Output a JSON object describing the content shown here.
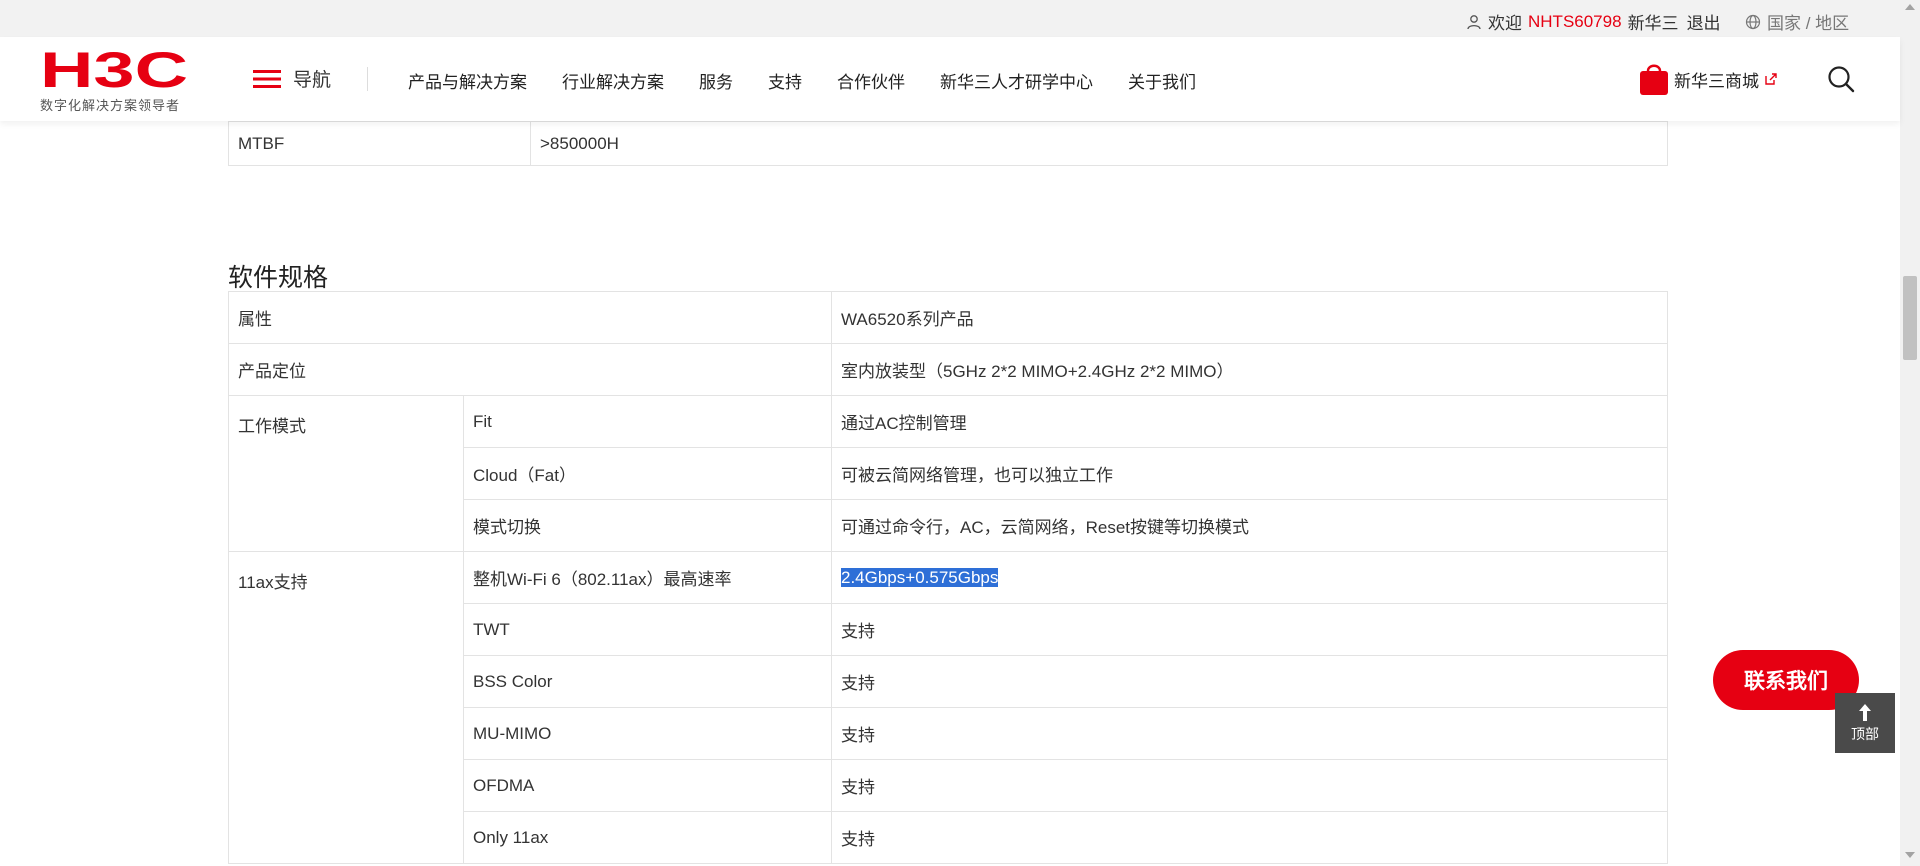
{
  "topbar": {
    "welcome": "欢迎",
    "username": "NHTS60798",
    "company": "新华三",
    "logout": "退出",
    "region": "国家 / 地区"
  },
  "header": {
    "logo_text": "H3C",
    "tagline": "数字化解决方案领导者",
    "nav_label": "导航",
    "menu": [
      "产品与解决方案",
      "行业解决方案",
      "服务",
      "支持",
      "合作伙伴",
      "新华三人才研学中心",
      "关于我们"
    ],
    "mall_label": "新华三商城"
  },
  "mtbf_row": {
    "label": "MTBF",
    "value": ">850000H"
  },
  "software": {
    "title": "软件规格",
    "rows": {
      "attr_label": "属性",
      "attr_value": "WA6520系列产品",
      "position_label": "产品定位",
      "position_value": "室内放装型（5GHz 2*2 MIMO+2.4GHz 2*2 MIMO）",
      "mode_label": "工作模式",
      "fit": "Fit",
      "fit_value": "通过AC控制管理",
      "cloud": "Cloud（Fat）",
      "cloud_value": "可被云简网络管理，也可以独立工作",
      "switch": "模式切换",
      "switch_value": "可通过命令行，AC，云简网络，Reset按键等切换模式",
      "ax_label": "11ax支持",
      "rate": "整机Wi-Fi 6（802.11ax）最高速率",
      "rate_value": "2.4Gbps+0.575Gbps",
      "twt": "TWT",
      "bss": "BSS Color",
      "mumimo": "MU-MIMO",
      "ofdma": "OFDMA",
      "only11ax": "Only 11ax",
      "support": "支持"
    }
  },
  "floating": {
    "contact": "联系我们",
    "top": "顶部"
  },
  "colors": {
    "brand": "#e60012",
    "selection": "#2e6fd7"
  }
}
........
• _Task goal_:
Drop the pictures and reproduce the rest of the entries above exactly.

• _Exercise answer_:
Output a JSON object describing the content shown here.
{
  "topbar": {
    "welcome": "欢迎",
    "username": "NHTS60798",
    "company": "新华三",
    "logout": "退出",
    "region": "国家 / 地区"
  },
  "header": {
    "logo_text": "H3C",
    "tagline": "数字化解决方案领导者",
    "nav_label": "导航",
    "menu": [
      "产品与解决方案",
      "行业解决方案",
      "服务",
      "支持",
      "合作伙伴",
      "新华三人才研学中心",
      "关于我们"
    ],
    "mall_label": "新华三商城"
  },
  "mtbf_row": {
    "label": "MTBF",
    "value": ">850000H"
  },
  "software": {
    "title": "软件规格",
    "rows": {
      "attr_label": "属性",
      "attr_value": "WA6520系列产品",
      "position_label": "产品定位",
      "position_value": "室内放装型（5GHz 2*2 MIMO+2.4GHz 2*2 MIMO）",
      "mode_label": "工作模式",
      "fit": "Fit",
      "fit_value": "通过AC控制管理",
      "cloud": "Cloud（Fat）",
      "cloud_value": "可被云简网络管理，也可以独立工作",
      "switch": "模式切换",
      "switch_value": "可通过命令行，AC，云简网络，Reset按键等切换模式",
      "ax_label": "11ax支持",
      "rate": "整机Wi-Fi 6（802.11ax）最高速率",
      "rate_value": "2.4Gbps+0.575Gbps",
      "twt": "TWT",
      "bss": "BSS Color",
      "mumimo": "MU-MIMO",
      "ofdma": "OFDMA",
      "only11ax": "Only 11ax",
      "support": "支持"
    }
  },
  "floating": {
    "contact": "联系我们",
    "top": "顶部"
  },
  "colors": {
    "brand": "#e60012",
    "selection": "#2e6fd7"
  }
}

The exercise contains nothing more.